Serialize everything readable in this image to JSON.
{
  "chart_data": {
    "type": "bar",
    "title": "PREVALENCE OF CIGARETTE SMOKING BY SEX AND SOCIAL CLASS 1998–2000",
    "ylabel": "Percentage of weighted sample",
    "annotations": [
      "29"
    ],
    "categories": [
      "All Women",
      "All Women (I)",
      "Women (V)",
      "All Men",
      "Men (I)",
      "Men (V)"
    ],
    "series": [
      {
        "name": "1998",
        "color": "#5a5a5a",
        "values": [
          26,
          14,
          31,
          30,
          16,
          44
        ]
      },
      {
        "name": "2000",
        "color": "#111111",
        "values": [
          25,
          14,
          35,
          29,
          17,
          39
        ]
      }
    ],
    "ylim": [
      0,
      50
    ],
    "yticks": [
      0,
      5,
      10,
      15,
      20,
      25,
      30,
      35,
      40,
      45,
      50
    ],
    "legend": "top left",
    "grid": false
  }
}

#####

Write out every line of the material again, exactly as it reads.

### TASK SOLUTION
Serialize everything readable in this image to JSON.
{
  "chart_data": {
    "type": "bar",
    "title": "PREVALENCE OF CIGARETTE SMOKING BY SEX AND SOCIAL CLASS 1998–2000",
    "ylabel": "Percentage of weighted sample",
    "annotations": [
      "29"
    ],
    "categories": [
      "All Women",
      "All Women (I)",
      "Women (V)",
      "All Men",
      "Men (I)",
      "Men (V)"
    ],
    "series": [
      {
        "name": "1998",
        "color": "#5a5a5a",
        "values": [
          26,
          14,
          31,
          30,
          16,
          44
        ]
      },
      {
        "name": "2000",
        "color": "#111111",
        "values": [
          25,
          14,
          35,
          29,
          17,
          39
        ]
      }
    ],
    "ylim": [
      0,
      50
    ],
    "yticks": [
      0,
      5,
      10,
      15,
      20,
      25,
      30,
      35,
      40,
      45,
      50
    ],
    "legend": "top left",
    "grid": false
  }
}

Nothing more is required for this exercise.